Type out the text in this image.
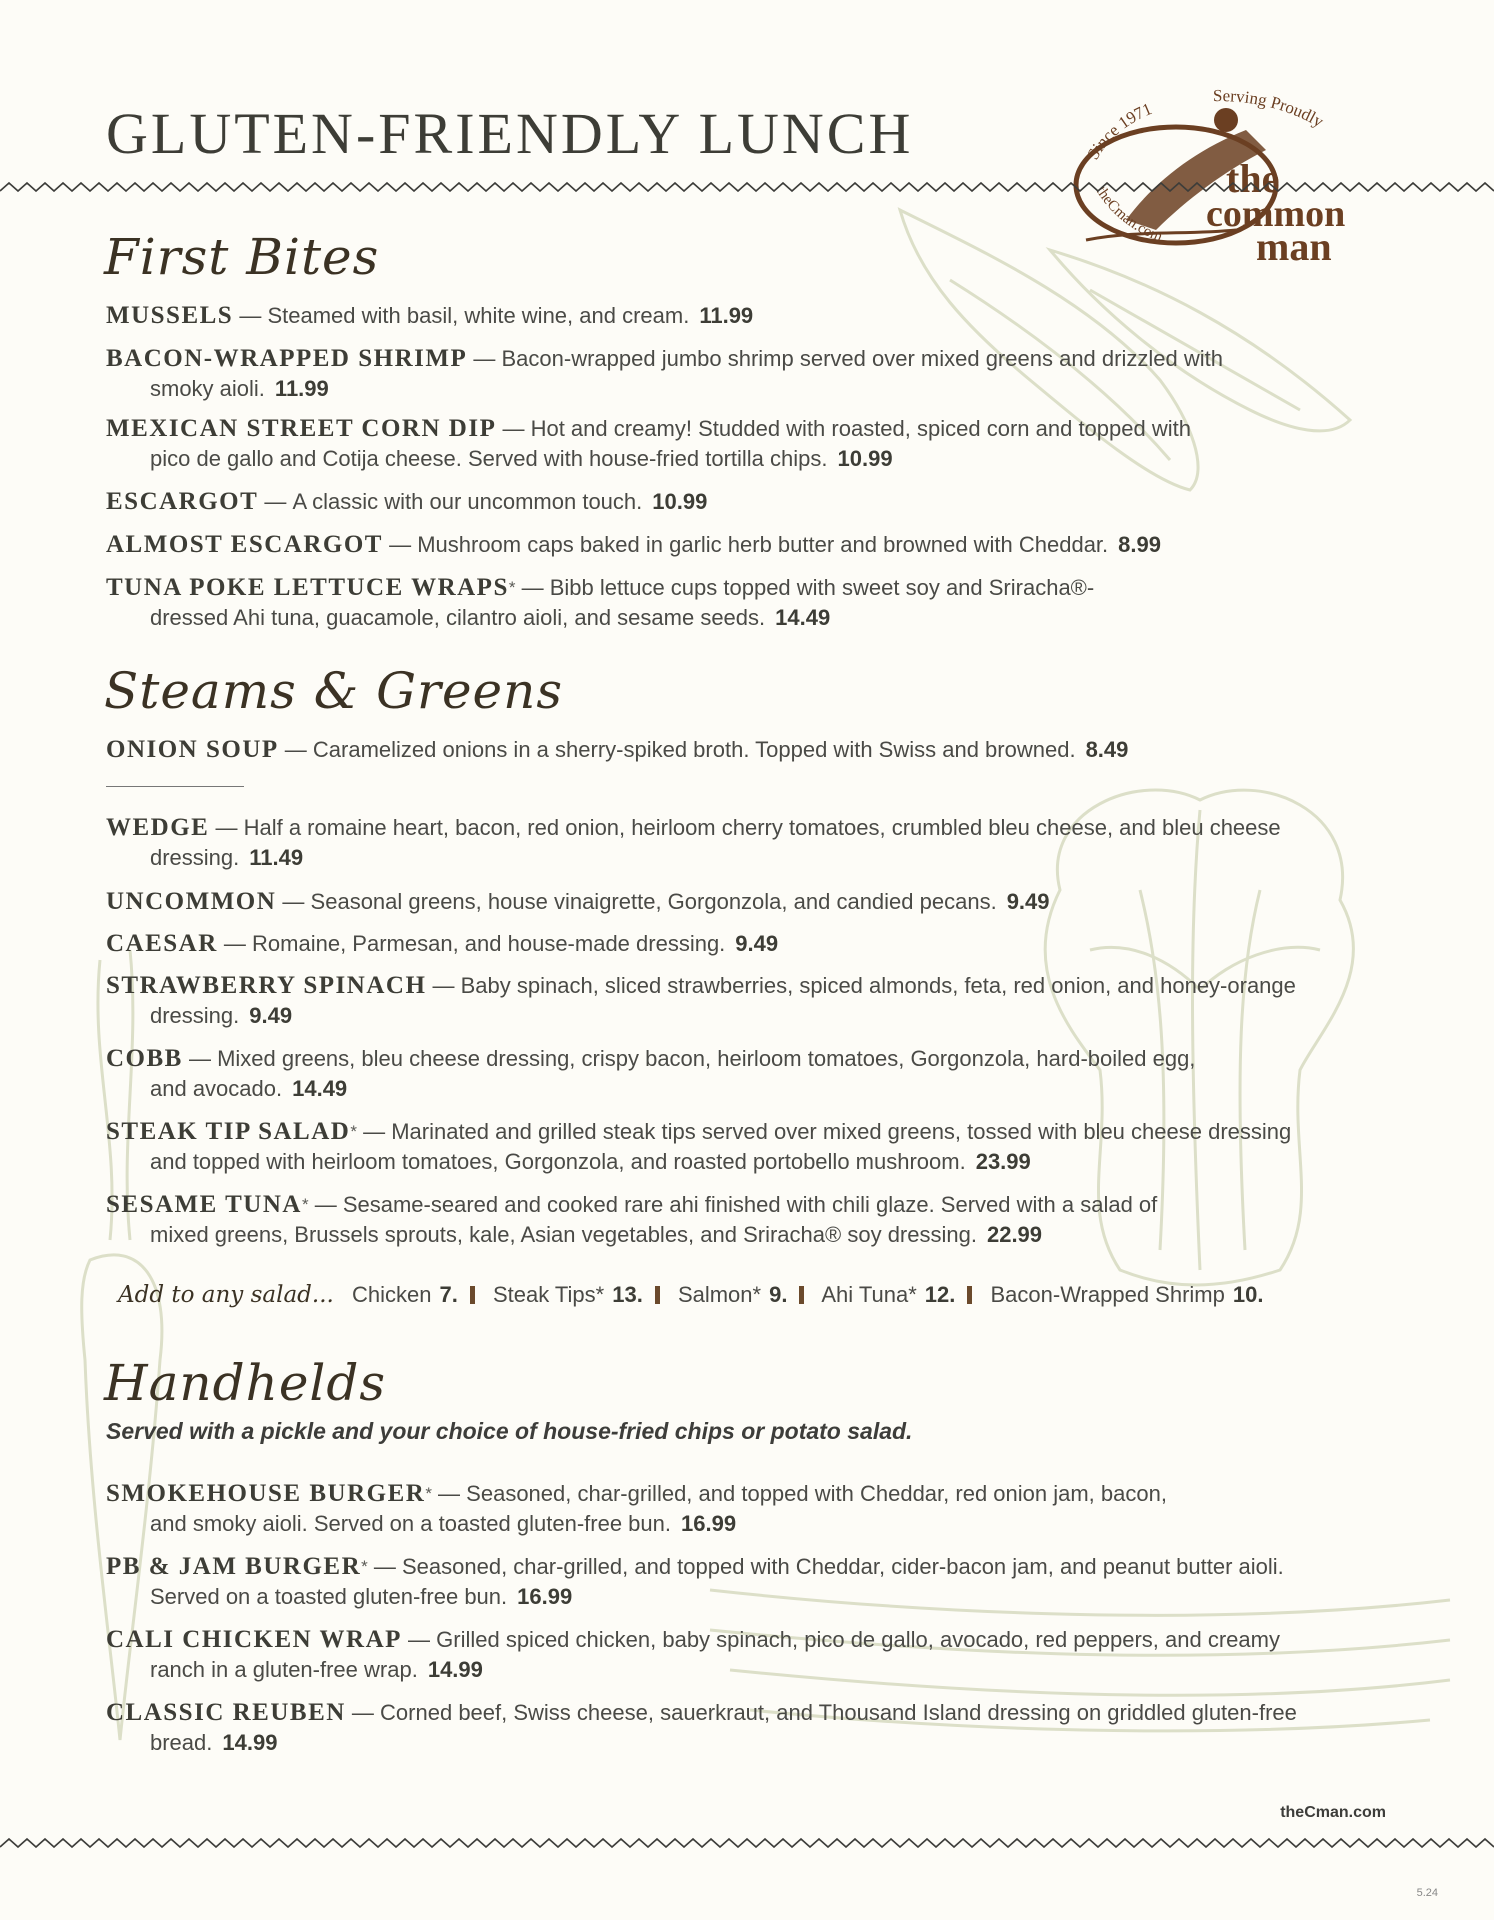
GLUTEN-FRIENDLY LUNCH	Since 1971
Serving Proudly
theCman.com
the
common
man
First Bites
MUSSELS — Steamed with basil, white wine, and cream. 11.99
BACON-WRAPPED SHRIMP — Bacon-wrapped jumbo shrimp served over mixed greens and drizzled with
smoky aioli. 11.99
MEXICAN STREET CORN DIP — Hot and creamy! Studded with roasted, spiced corn and topped with
pico de gallo and Cotija cheese. Served with house-fried tortilla chips. 10.99
ESCARGOT — A classic with our uncommon touch. 10.99
ALMOST ESCARGOT — Mushroom caps baked in garlic herb butter and browned with Cheddar. 8.99
TUNA POKE LETTUCE WRAPS* — Bibb lettuce cups topped with sweet soy and Sriracha®-
dressed Ahi tuna, guacamole, cilantro aioli, and sesame seeds. 14.49
Steams & Greens
ONION SOUP — Caramelized onions in a sherry-spiked broth. Topped with Swiss and browned. 8.49
WEDGE — Half a romaine heart, bacon, red onion, heirloom cherry tomatoes, crumbled bleu cheese, and bleu cheese
dressing. 11.49
UNCOMMON — Seasonal greens, house vinaigrette, Gorgonzola, and candied pecans. 9.49
CAESAR — Romaine, Parmesan, and house-made dressing. 9.49
STRAWBERRY SPINACH — Baby spinach, sliced strawberries, spiced almonds, feta, red onion, and honey-orange
dressing. 9.49
COBB — Mixed greens, bleu cheese dressing, crispy bacon, heirloom tomatoes, Gorgonzola, hard-boiled egg,
and avocado. 14.49
STEAK TIP SALAD* — Marinated and grilled steak tips served over mixed greens, tossed with bleu cheese dressing
and topped with heirloom tomatoes, Gorgonzola, and roasted portobello mushroom. 23.99
SESAME TUNA* — Sesame-seared and cooked rare ahi finished with chili glaze. Served with a salad of
mixed greens, Brussels sprouts, kale, Asian vegetables, and Sriracha® soy dressing. 22.99
Add to any salad... Chicken 7. Steak Tips* 13. Salmon* 9. Ahi Tuna* 12. Bacon-Wrapped Shrimp 10.
Handhelds
Served with a pickle and your choice of house-fried chips or potato salad.
SMOKEHOUSE BURGER* — Seasoned, char-grilled, and topped with Cheddar, red onion jam, bacon,
and smoky aioli. Served on a toasted gluten-free bun. 16.99
PB & JAM BURGER* — Seasoned, char-grilled, and topped with Cheddar, cider-bacon jam, and peanut butter aioli.
Served on a toasted gluten-free bun. 16.99
CALI CHICKEN WRAP — Grilled spiced chicken, baby spinach, pico de gallo, avocado, red peppers, and creamy
ranch in a gluten-free wrap. 14.99
CLASSIC REUBEN — Corned beef, Swiss cheese, sauerkraut, and Thousand Island dressing on griddled gluten-free
bread. 14.99
theCman.com
5.24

What the task asks:
Go through the material above and copy each line that has the word "char".

Response to this exercise:
SMOKEHOUSE BURGER* — Seasoned, char-grilled, and topped with Cheddar, red onion jam, bacon,
PB & JAM BURGER* — Seasoned, char-grilled, and topped with Cheddar, cider-bacon jam, and peanut butter aioli.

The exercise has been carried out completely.